Given exercise:
Each line that holds the word "shayuwei" counts once; give the total for the records below and nothing else.

Records excerpted from a collection:
'''
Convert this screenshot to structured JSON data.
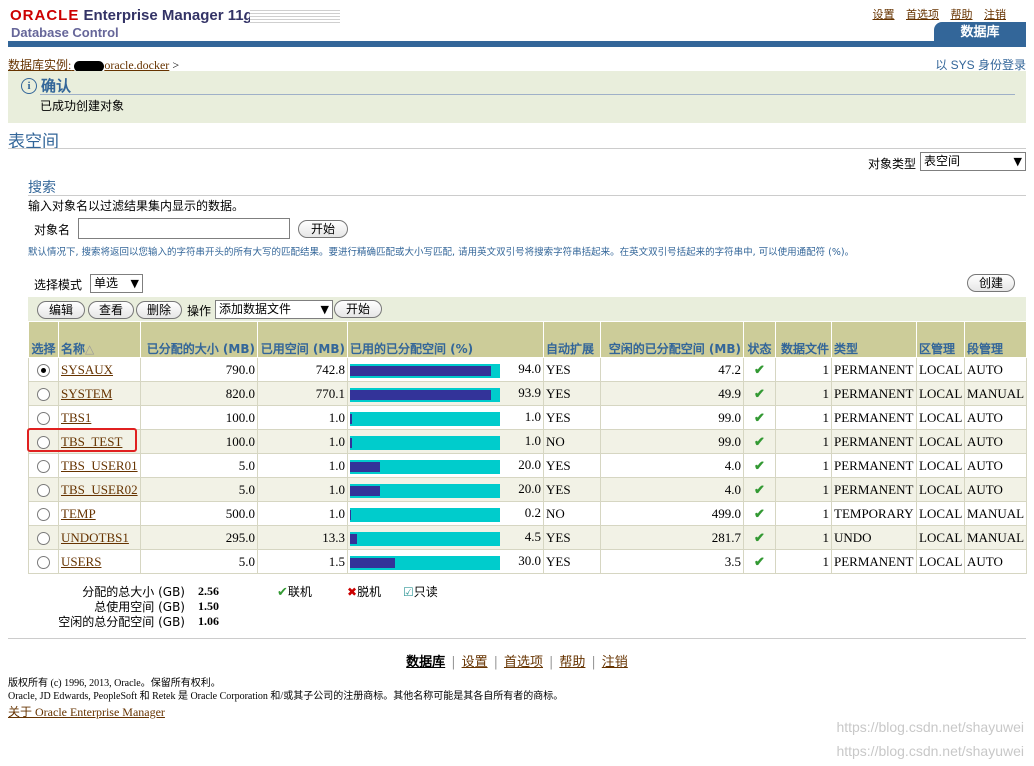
{
  "header": {
    "oracle": "ORACLE",
    "product": "Enterprise Manager 11",
    "version": "g",
    "subtitle": "Database Control",
    "global_links": [
      "设置",
      "首选项",
      "帮助",
      "注销"
    ],
    "active_tab": "数据库"
  },
  "breadcrumb": {
    "prefix": "数据库实例:",
    "instance": "oracle.docker",
    "sep": ">"
  },
  "login_as": "以 SYS 身份登录",
  "confirmation": {
    "title": "确认",
    "message": "已成功创建对象"
  },
  "page_title": "表空间",
  "object_type": {
    "label": "对象类型",
    "value": "表空间"
  },
  "search": {
    "title": "搜索",
    "description": "输入对象名以过滤结果集内显示的数据。",
    "field_label": "对象名",
    "field_value": "",
    "go_button": "开始",
    "hint": "默认情况下, 搜索将返回以您输入的字符串开头的所有大写的匹配结果。要进行精确匹配或大小写匹配, 请用英文双引号将搜索字符串括起来。在英文双引号括起来的字符串中, 可以使用通配符 (%)。"
  },
  "selection_mode": {
    "label": "选择模式",
    "value": "单选"
  },
  "create_button": "创建",
  "toolbar": {
    "edit": "编辑",
    "view": "查看",
    "delete": "删除",
    "action_label": "操作",
    "action_value": "添加数据文件",
    "go": "开始"
  },
  "table": {
    "headers": {
      "select": "选择",
      "name": "名称",
      "allocated": "已分配的大小 (MB)",
      "used": "已用空间 (MB)",
      "used_pct": "已用的已分配空间 (%)",
      "autoextend": "自动扩展",
      "free": "空闲的已分配空间 (MB)",
      "status": "状态",
      "datafiles": "数据文件",
      "type": "类型",
      "extent_mgmt": "区管理",
      "segment_mgmt": "段管理"
    },
    "rows": [
      {
        "selected": true,
        "name": "SYSAUX",
        "allocated": "790.0",
        "used": "742.8",
        "pct": "94.0",
        "pct_value": 94.0,
        "auto": "YES",
        "free": "47.2",
        "files": "1",
        "type": "PERMANENT",
        "extent": "LOCAL",
        "segment": "AUTO"
      },
      {
        "selected": false,
        "name": "SYSTEM",
        "allocated": "820.0",
        "used": "770.1",
        "pct": "93.9",
        "pct_value": 93.9,
        "auto": "YES",
        "free": "49.9",
        "files": "1",
        "type": "PERMANENT",
        "extent": "LOCAL",
        "segment": "MANUAL"
      },
      {
        "selected": false,
        "name": "TBS1",
        "allocated": "100.0",
        "used": "1.0",
        "pct": "1.0",
        "pct_value": 1.0,
        "auto": "YES",
        "free": "99.0",
        "files": "1",
        "type": "PERMANENT",
        "extent": "LOCAL",
        "segment": "AUTO"
      },
      {
        "selected": false,
        "name": "TBS_TEST",
        "allocated": "100.0",
        "used": "1.0",
        "pct": "1.0",
        "pct_value": 1.0,
        "auto": "NO",
        "free": "99.0",
        "files": "1",
        "type": "PERMANENT",
        "extent": "LOCAL",
        "segment": "AUTO"
      },
      {
        "selected": false,
        "name": "TBS_USER01",
        "allocated": "5.0",
        "used": "1.0",
        "pct": "20.0",
        "pct_value": 20.0,
        "auto": "YES",
        "free": "4.0",
        "files": "1",
        "type": "PERMANENT",
        "extent": "LOCAL",
        "segment": "AUTO"
      },
      {
        "selected": false,
        "name": "TBS_USER02",
        "allocated": "5.0",
        "used": "1.0",
        "pct": "20.0",
        "pct_value": 20.0,
        "auto": "YES",
        "free": "4.0",
        "files": "1",
        "type": "PERMANENT",
        "extent": "LOCAL",
        "segment": "AUTO"
      },
      {
        "selected": false,
        "name": "TEMP",
        "allocated": "500.0",
        "used": "1.0",
        "pct": "0.2",
        "pct_value": 0.2,
        "auto": "NO",
        "free": "499.0",
        "files": "1",
        "type": "TEMPORARY",
        "extent": "LOCAL",
        "segment": "MANUAL"
      },
      {
        "selected": false,
        "name": "UNDOTBS1",
        "allocated": "295.0",
        "used": "13.3",
        "pct": "4.5",
        "pct_value": 4.5,
        "auto": "YES",
        "free": "281.7",
        "files": "1",
        "type": "UNDO",
        "extent": "LOCAL",
        "segment": "MANUAL"
      },
      {
        "selected": false,
        "name": "USERS",
        "allocated": "5.0",
        "used": "1.5",
        "pct": "30.0",
        "pct_value": 30.0,
        "auto": "YES",
        "free": "3.5",
        "files": "1",
        "type": "PERMANENT",
        "extent": "LOCAL",
        "segment": "AUTO"
      }
    ]
  },
  "totals": {
    "allocated_label": "分配的总大小 (GB)",
    "allocated_value": "2.56",
    "used_label": "总使用空间 (GB)",
    "used_value": "1.50",
    "free_label": "空闲的总分配空间 (GB)",
    "free_value": "1.06"
  },
  "legend": {
    "online": "联机",
    "offline": "脱机",
    "readonly": "只读"
  },
  "colors": {
    "bar_used": "#333399",
    "bar_free": "#00cccc",
    "header_bg": "#cccc99",
    "brand_blue": "#336699"
  },
  "footer": {
    "links": [
      "数据库",
      "设置",
      "首选项",
      "帮助",
      "注销"
    ],
    "copyright_1": "版权所有 (c) 1996, 2013, Oracle。保留所有权利。",
    "copyright_2": "Oracle, JD Edwards, PeopleSoft 和 Retek 是 Oracle Corporation 和/或其子公司的注册商标。其他名称可能是其各自所有者的商标。",
    "about": "关于 Oracle Enterprise Manager"
  },
  "watermark": {
    "line1": "https://blog.csdn.net/shayuwei",
    "line2": "https://blog.csdn.net/shayuwei"
  }
}
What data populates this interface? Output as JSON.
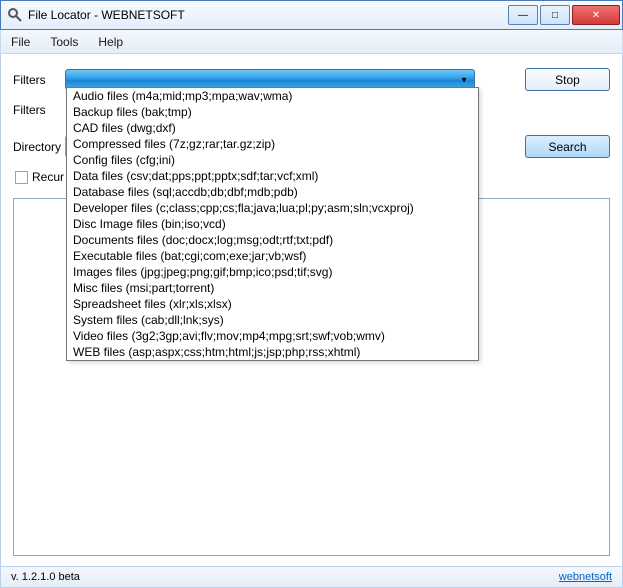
{
  "window": {
    "title": "File Locator - WEBNETSOFT"
  },
  "menu": {
    "file": "File",
    "tools": "Tools",
    "help": "Help"
  },
  "labels": {
    "filters1": "Filters",
    "filters2": "Filters",
    "directory": "Directory",
    "recursive": "Recur"
  },
  "buttons": {
    "stop": "Stop",
    "search": "Search",
    "minimize": "—",
    "maximize": "□",
    "close": "✕"
  },
  "dropdown": {
    "items": [
      "Audio files (m4a;mid;mp3;mpa;wav;wma)",
      "Backup files (bak;tmp)",
      "CAD files (dwg;dxf)",
      "Compressed files (7z;gz;rar;tar.gz;zip)",
      "Config files (cfg;ini)",
      "Data files (csv;dat;pps;ppt;pptx;sdf;tar;vcf;xml)",
      "Database files (sql;accdb;db;dbf;mdb;pdb)",
      "Developer files (c;class;cpp;cs;fla;java;lua;pl;py;asm;sln;vcxproj)",
      "Disc Image files (bin;iso;vcd)",
      "Documents files (doc;docx;log;msg;odt;rtf;txt;pdf)",
      "Executable files (bat;cgi;com;exe;jar;vb;wsf)",
      "Images files (jpg;jpeg;png;gif;bmp;ico;psd;tif;svg)",
      "Misc files (msi;part;torrent)",
      "Spreadsheet files (xlr;xls;xlsx)",
      "System files (cab;dll;lnk;sys)",
      "Video files (3g2;3gp;avi;flv;mov;mp4;mpg;srt;swf;vob;wmv)",
      "WEB files (asp;aspx;css;htm;html;js;jsp;php;rss;xhtml)"
    ]
  },
  "footer": {
    "version": "v. 1.2.1.0 beta",
    "link": "webnetsoft"
  }
}
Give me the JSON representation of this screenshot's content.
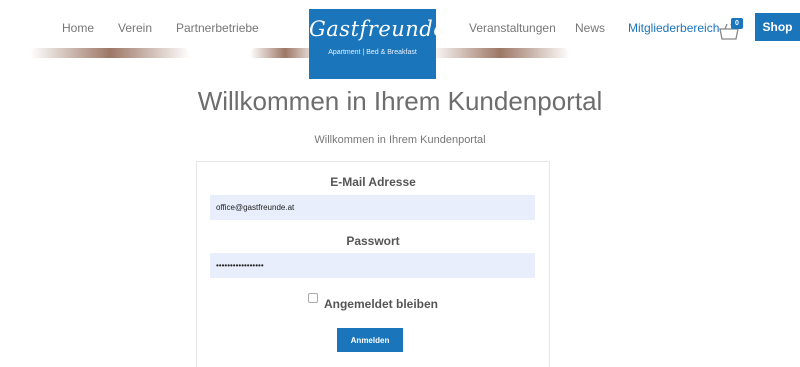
'''
Answer to the problem:
2